-- start of Passage to read --

If $M$ has an $F$-acyclic resolution: $$0\longrightarrow M\longrightarrow X^0 \longrightarrow X^1 \longrightarrow X^2\longrightarrow\cdots$$

It is claimed (In Lang (2002) on page 797 line 11) that I can find an injective resolution: $$0\longrightarrow M\longrightarrow I^0 \longrightarrow I^1 \longrightarrow I^2\longrightarrow\cdots$$

and a cochain map from the first resolution to the second, such that each $i\geq 0$ the morphism $X^i\to I^i$ is a monomorphism.

Question: How do I find such an injective resolution, with such a chain map?

My attempts are below!

-- end of Passage to read --

■ **Tasks to complete**:
(a) According to the forum question, where in Lang (2002) is the claim about the injective resolution made?
(b) Reproduce the part of the forum question starting at "It is claimed" and ending at "a chain map?", word for word.
(c) In the forum question, which terms appear by name after M in the displayed F-acyclic resolution?

-- start of Records shown --

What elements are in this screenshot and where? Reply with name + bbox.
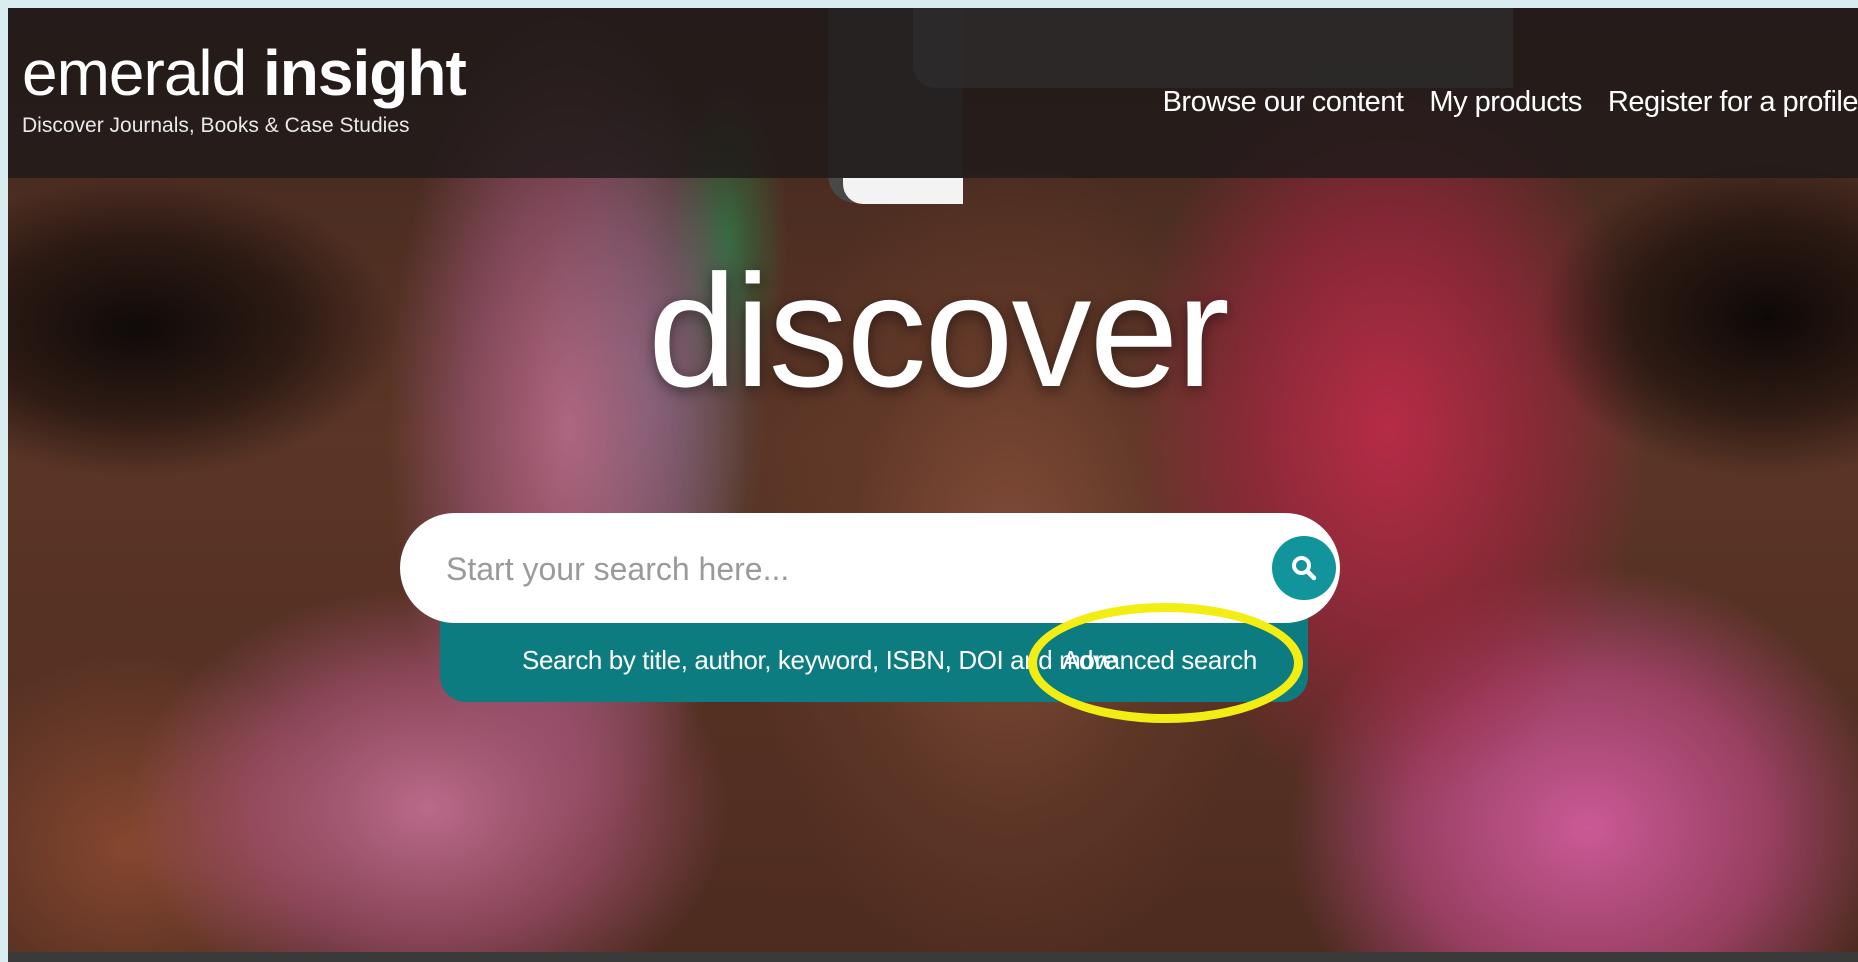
header-panel	[913, 8, 1513, 88]
search-icon	[1292, 556, 1317, 581]
hero-title: discover	[648, 241, 1230, 420]
search-box	[400, 513, 1340, 623]
search-button[interactable]	[1272, 536, 1336, 600]
logo-word-insight: insight	[263, 37, 467, 109]
site-header: emerald insight Discover Journals, Books…	[8, 8, 1858, 178]
search-input[interactable]	[444, 538, 1228, 600]
nav-my-products[interactable]: My products	[1429, 86, 1582, 119]
logo-wordmark: emerald insight	[22, 37, 467, 109]
logo-tagline: Discover Journals, Books & Case Studies	[22, 114, 410, 137]
page-frame: emerald insight Discover Journals, Books…	[8, 8, 1858, 962]
main-nav: Browse our content My products Register …	[1163, 86, 1858, 119]
nav-register-profile[interactable]: Register for a profile	[1608, 86, 1858, 119]
advanced-search-link[interactable]: Advanced search	[1062, 645, 1257, 676]
decorative-bracket-highlight	[843, 178, 963, 204]
search-hint-text: Search by title, author, keyword, ISBN, …	[522, 645, 1117, 675]
nav-browse-content[interactable]: Browse our content	[1163, 86, 1404, 119]
logo-word-emerald: emerald	[22, 37, 247, 109]
bottom-strip	[8, 952, 1858, 962]
site-logo[interactable]: emerald insight Discover Journals, Books…	[22, 37, 467, 138]
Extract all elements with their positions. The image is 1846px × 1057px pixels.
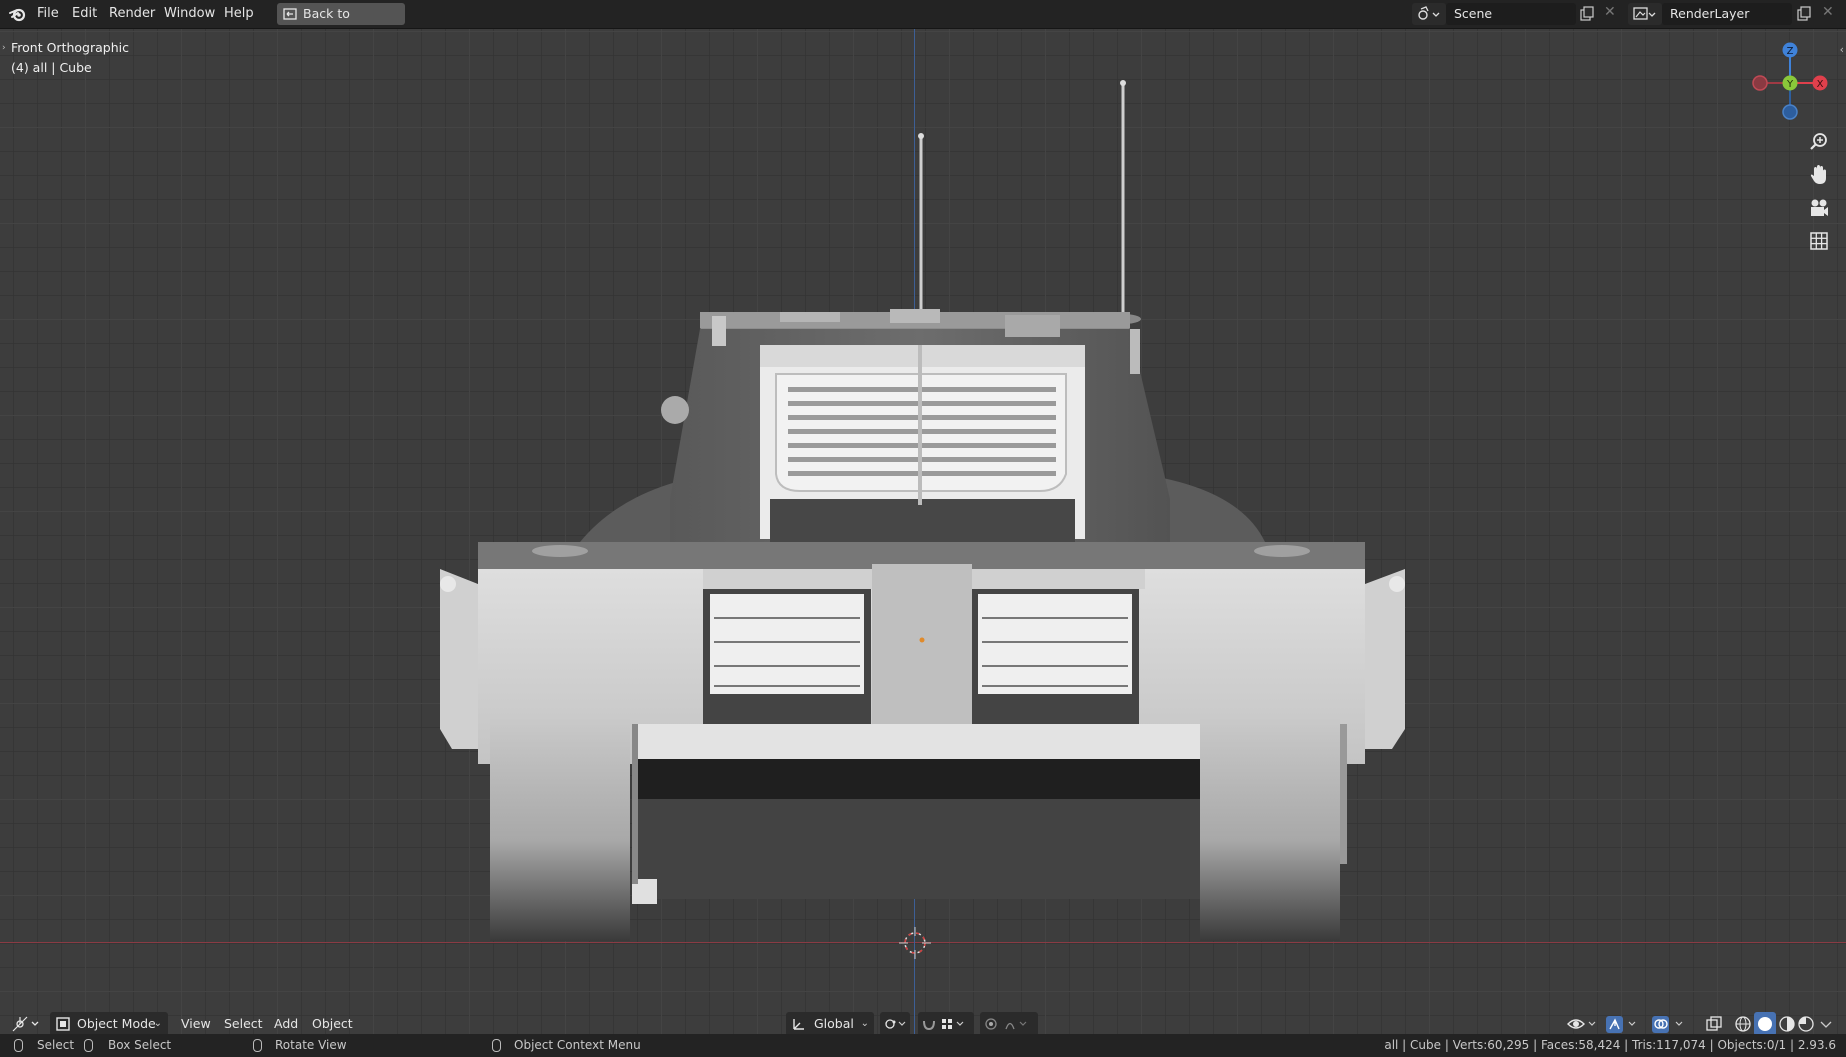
mouse-middle-icon: [253, 1039, 262, 1052]
xray-toggle-icon[interactable]: [1704, 1014, 1724, 1034]
zoom-button[interactable]: [1806, 129, 1832, 155]
3d-view-icon: [12, 1016, 39, 1032]
proportional-editing-icon: [985, 1018, 1027, 1030]
render-layer-icon: [1633, 7, 1656, 20]
menu-window[interactable]: Window: [164, 0, 215, 28]
lower-hull: [632, 799, 1212, 899]
delete-renderlayer-icon[interactable]: ✕: [1822, 4, 1834, 20]
renderlayer-name-field[interactable]: RenderLayer: [1662, 3, 1792, 25]
object-mode-dropdown[interactable]: Object Mode ⌄: [50, 1012, 168, 1036]
status-box-select: Box Select: [108, 1038, 172, 1052]
menu-add[interactable]: Add: [274, 1013, 298, 1035]
gizmo-toggle-button[interactable]: [1603, 1012, 1643, 1036]
pivot-icon: [885, 1019, 906, 1029]
track-right: [1200, 719, 1340, 941]
gizmo-y-label: Y: [1786, 79, 1794, 90]
renderlayer-browse-button[interactable]: [1628, 3, 1662, 25]
scene-name: Scene: [1454, 6, 1493, 21]
gizmo-x-label: X: [1817, 79, 1824, 90]
hand-pan-icon: [1810, 165, 1826, 184]
overlays-toggle-button[interactable]: [1649, 1012, 1691, 1036]
visibility-eye-icon[interactable]: [1566, 1014, 1600, 1034]
chevron-down-icon: ⌄: [153, 1018, 162, 1029]
menu-edit[interactable]: Edit: [72, 0, 97, 28]
menu-select[interactable]: Select: [224, 1013, 263, 1035]
scene-statistics: all | Cube | Verts:60,295 | Faces:58,424…: [1384, 1038, 1836, 1052]
menu-help[interactable]: Help: [224, 0, 254, 28]
status-select: Select: [37, 1038, 75, 1052]
object-mode-label: Object Mode: [77, 1016, 156, 1031]
snap-magnet-icon: [923, 1019, 964, 1031]
transform-orientation-dropdown[interactable]: Global ⌄: [786, 1012, 874, 1036]
zoom-icon: [1810, 133, 1827, 150]
gizmo-icon: [1606, 1016, 1636, 1033]
orientation-label: Global: [814, 1016, 854, 1031]
orientation-axes-icon: [793, 1019, 804, 1030]
renderlayer-name: RenderLayer: [1670, 6, 1750, 21]
chevron-down-icon: ⌄: [860, 1018, 869, 1029]
mouse-drag-icon: [84, 1039, 93, 1052]
ortho-toggle-button[interactable]: [1806, 228, 1832, 254]
track-left: [490, 719, 630, 941]
pivot-point-dropdown[interactable]: [880, 1012, 910, 1036]
wireframe-shading-icon[interactable]: [1733, 1014, 1753, 1034]
mouse-right-icon: [492, 1039, 501, 1052]
delete-scene-icon[interactable]: ✕: [1604, 4, 1616, 20]
scene-icon: [1418, 6, 1440, 20]
3d-viewport[interactable]: › Front Orthographic (4) all | Cube ‹ Z …: [0, 29, 1846, 1034]
3d-cursor[interactable]: [899, 927, 931, 959]
rendered-shading-icon[interactable]: [1796, 1014, 1816, 1034]
blender-logo-icon[interactable]: [8, 4, 28, 24]
new-renderlayer-icon[interactable]: [1796, 6, 1812, 22]
shading-options-chevron-icon[interactable]: [1818, 1014, 1834, 1034]
snap-controls[interactable]: [918, 1012, 974, 1036]
menu-object[interactable]: Object: [312, 1013, 353, 1035]
editor-type-button[interactable]: [10, 1013, 44, 1035]
top-menu-bar: File Edit Render Window Help Back to Pre…: [0, 0, 1846, 43]
menu-render[interactable]: Render: [109, 0, 155, 28]
solid-shading-icon: [1758, 1017, 1772, 1031]
tank-model[interactable]: [0, 29, 1846, 1034]
pan-button[interactable]: [1806, 162, 1832, 188]
gizmo-z-label: Z: [1787, 46, 1794, 57]
scene-browse-button[interactable]: [1412, 3, 1446, 25]
solid-shading-button[interactable]: [1754, 1012, 1776, 1036]
camera-icon: [1811, 199, 1828, 216]
menu-file[interactable]: File: [37, 0, 59, 28]
back-to-previous-button[interactable]: Back to Previous: [277, 3, 405, 43]
camera-view-button[interactable]: [1806, 195, 1832, 221]
new-scene-icon[interactable]: [1579, 6, 1595, 22]
proportional-editing-controls[interactable]: [980, 1012, 1038, 1036]
status-context-menu: Object Context Menu: [514, 1038, 641, 1052]
object-mode-icon: [56, 1017, 70, 1031]
overlays-icon: [1652, 1016, 1683, 1033]
mouse-left-icon: [14, 1039, 23, 1052]
object-origin: [919, 637, 925, 643]
material-preview-icon[interactable]: [1777, 1014, 1797, 1034]
scene-name-field[interactable]: Scene: [1446, 3, 1576, 25]
grid-icon: [1810, 232, 1828, 250]
status-rotate-view: Rotate View: [275, 1038, 347, 1052]
status-bar: Select Box Select Rotate View Object Con…: [0, 1034, 1846, 1057]
back-window-icon: [283, 8, 297, 20]
menu-view[interactable]: View: [181, 1013, 211, 1035]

-- end of Records shown --

■ **Answers per task**:
(a) On page 797, line 11.

(b)
It is claimed (In Lang (2002) on page 797 line 11) that I can find an injective resolution: $$0\longrightarrow M\longrightarrow I^0 \longrightarrow I^1 \longrightarrow I^2\longrightarrow\cdots$$

and a cochain map from the first resolution to the second, such that each $i\geq 0$ the morphism $X^i\to I^i$ is a monomorphism.

Question: How do I find such an injective resolution, with such a chain map?

(c) X^0, X^1, X^2